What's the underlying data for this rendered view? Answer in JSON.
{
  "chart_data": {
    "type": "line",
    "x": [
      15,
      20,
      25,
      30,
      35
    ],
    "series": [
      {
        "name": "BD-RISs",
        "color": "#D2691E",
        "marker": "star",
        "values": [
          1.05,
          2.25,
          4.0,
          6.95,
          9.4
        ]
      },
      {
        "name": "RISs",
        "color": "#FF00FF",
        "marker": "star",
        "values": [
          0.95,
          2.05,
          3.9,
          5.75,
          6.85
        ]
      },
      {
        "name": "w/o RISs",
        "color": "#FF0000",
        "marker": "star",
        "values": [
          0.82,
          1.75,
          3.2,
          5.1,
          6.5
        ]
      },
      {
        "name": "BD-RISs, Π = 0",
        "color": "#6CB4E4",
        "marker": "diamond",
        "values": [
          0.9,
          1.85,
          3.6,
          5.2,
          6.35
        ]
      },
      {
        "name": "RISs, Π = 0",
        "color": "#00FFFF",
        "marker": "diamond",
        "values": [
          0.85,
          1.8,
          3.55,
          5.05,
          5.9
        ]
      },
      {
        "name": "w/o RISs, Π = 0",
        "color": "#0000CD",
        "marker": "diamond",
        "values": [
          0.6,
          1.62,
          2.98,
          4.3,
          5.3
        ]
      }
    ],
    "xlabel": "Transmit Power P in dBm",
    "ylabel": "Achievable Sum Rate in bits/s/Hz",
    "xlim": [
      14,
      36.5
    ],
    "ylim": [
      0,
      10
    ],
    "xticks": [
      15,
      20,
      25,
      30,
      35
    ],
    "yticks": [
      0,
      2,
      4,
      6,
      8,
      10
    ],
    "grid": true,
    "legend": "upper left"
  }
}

|---|

From the listing above, report the number of lines containing the string "RISs", without any accompanying remarks.

Task result:
6